— START OF MATERIALS PROVIDED —

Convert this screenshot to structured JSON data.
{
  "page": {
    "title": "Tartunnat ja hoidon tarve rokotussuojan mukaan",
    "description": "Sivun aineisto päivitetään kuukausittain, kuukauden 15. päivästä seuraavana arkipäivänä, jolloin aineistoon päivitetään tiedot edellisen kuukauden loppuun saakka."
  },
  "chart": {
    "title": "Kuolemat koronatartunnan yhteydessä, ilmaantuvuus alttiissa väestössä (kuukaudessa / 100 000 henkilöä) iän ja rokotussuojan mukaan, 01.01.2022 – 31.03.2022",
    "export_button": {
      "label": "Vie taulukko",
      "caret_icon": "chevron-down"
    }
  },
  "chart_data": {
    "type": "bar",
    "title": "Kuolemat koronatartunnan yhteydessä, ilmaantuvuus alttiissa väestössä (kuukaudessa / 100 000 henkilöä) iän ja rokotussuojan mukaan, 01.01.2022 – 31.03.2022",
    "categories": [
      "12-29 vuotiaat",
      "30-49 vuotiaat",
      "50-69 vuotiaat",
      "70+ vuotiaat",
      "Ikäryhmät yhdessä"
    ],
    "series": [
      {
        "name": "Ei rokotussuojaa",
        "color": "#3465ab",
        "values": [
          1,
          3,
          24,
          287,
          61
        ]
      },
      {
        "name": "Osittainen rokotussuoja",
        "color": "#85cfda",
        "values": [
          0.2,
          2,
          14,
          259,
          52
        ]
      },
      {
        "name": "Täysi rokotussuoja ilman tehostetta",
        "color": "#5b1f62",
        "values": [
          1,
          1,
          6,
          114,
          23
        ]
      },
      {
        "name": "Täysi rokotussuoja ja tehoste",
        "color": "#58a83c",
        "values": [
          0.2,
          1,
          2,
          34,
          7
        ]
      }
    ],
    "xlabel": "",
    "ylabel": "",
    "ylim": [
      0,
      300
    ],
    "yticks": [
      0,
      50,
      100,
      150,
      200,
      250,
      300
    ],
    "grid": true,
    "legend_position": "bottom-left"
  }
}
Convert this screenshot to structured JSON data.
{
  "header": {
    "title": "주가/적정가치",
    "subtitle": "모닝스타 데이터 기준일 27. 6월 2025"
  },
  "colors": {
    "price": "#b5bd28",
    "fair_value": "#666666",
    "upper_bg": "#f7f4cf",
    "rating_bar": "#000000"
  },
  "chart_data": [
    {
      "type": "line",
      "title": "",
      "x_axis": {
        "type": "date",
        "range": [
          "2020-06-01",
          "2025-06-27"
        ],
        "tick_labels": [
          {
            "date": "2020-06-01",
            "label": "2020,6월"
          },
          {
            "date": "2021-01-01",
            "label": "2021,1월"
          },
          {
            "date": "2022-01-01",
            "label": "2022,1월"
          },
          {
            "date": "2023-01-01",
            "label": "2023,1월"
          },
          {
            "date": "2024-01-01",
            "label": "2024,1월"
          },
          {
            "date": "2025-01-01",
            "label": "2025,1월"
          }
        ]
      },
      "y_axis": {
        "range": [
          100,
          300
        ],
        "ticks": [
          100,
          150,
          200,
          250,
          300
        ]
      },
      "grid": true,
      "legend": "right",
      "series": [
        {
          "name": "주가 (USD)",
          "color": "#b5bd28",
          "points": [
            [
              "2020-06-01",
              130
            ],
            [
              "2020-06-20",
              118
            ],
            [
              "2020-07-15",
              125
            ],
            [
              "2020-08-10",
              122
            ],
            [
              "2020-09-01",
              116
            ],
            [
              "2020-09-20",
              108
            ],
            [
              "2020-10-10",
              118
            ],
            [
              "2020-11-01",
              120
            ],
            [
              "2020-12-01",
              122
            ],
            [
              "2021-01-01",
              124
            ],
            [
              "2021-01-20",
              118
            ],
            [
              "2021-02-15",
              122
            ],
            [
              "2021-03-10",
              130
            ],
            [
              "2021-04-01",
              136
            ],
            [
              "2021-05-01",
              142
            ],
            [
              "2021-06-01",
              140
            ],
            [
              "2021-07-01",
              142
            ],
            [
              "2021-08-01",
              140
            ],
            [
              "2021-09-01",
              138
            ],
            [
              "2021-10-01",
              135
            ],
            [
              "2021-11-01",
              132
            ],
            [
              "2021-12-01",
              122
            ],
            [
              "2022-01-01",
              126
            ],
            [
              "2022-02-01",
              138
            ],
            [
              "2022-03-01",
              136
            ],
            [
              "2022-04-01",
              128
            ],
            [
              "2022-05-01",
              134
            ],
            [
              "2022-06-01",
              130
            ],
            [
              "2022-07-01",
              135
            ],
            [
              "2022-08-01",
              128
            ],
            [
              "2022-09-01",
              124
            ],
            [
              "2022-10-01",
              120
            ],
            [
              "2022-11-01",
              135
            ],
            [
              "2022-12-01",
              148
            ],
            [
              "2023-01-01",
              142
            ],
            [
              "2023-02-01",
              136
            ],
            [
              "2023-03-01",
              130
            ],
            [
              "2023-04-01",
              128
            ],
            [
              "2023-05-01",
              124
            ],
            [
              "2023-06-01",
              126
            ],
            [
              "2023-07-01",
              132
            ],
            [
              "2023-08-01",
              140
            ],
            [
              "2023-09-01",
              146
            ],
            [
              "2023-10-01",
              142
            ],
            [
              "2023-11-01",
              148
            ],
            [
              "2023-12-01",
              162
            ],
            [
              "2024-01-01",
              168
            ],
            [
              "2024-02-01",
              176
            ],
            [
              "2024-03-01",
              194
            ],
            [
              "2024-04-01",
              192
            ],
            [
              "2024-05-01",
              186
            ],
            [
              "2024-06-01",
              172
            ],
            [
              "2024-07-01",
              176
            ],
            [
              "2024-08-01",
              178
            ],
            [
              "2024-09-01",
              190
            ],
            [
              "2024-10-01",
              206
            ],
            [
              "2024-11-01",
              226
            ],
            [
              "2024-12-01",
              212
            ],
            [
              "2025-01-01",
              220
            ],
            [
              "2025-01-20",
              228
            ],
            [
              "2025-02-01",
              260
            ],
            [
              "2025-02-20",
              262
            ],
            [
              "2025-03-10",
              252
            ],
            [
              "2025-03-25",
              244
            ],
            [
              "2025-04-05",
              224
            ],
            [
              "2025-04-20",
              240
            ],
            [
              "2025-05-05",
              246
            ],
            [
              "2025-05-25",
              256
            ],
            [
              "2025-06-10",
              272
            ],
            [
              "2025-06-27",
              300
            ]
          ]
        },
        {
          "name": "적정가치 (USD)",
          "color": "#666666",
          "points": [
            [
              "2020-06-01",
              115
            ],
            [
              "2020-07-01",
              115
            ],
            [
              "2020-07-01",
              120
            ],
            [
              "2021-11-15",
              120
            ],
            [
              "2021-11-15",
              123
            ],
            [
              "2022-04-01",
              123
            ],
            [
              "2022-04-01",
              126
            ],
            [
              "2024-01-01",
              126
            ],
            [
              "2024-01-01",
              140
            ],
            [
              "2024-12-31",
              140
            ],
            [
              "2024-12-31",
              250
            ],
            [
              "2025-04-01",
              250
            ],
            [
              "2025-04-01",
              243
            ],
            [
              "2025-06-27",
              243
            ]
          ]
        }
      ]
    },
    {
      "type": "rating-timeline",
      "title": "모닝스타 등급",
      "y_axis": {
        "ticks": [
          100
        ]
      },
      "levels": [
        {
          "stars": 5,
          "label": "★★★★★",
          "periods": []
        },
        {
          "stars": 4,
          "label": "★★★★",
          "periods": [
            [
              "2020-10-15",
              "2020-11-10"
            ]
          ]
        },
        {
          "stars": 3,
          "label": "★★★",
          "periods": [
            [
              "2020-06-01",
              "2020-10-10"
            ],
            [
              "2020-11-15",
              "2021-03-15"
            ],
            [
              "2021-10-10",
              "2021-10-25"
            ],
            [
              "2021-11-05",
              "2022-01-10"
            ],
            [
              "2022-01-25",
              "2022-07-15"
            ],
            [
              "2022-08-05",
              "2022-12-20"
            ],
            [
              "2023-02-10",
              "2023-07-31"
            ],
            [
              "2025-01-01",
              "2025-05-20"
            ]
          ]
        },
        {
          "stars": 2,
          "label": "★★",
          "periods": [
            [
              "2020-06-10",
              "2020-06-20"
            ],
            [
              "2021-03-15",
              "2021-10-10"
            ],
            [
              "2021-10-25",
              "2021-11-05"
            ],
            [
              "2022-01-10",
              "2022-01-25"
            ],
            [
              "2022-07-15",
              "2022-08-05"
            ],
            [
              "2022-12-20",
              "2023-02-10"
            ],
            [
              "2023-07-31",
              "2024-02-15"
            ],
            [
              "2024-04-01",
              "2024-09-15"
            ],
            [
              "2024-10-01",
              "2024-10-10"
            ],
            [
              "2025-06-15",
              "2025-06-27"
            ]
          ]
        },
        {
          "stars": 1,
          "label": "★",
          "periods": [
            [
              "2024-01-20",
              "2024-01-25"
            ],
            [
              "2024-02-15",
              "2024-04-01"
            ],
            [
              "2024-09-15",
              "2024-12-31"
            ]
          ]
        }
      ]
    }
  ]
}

— END OF MATERIALS PROVIDED —

DIRECTION
Scan the lines for the string "vuotiaat". Copy out each line that matches.

WRITTEN SOLUTION
      "12-29 vuotiaat",
      "30-49 vuotiaat",
      "50-69 vuotiaat",
      "70+ vuotiaat",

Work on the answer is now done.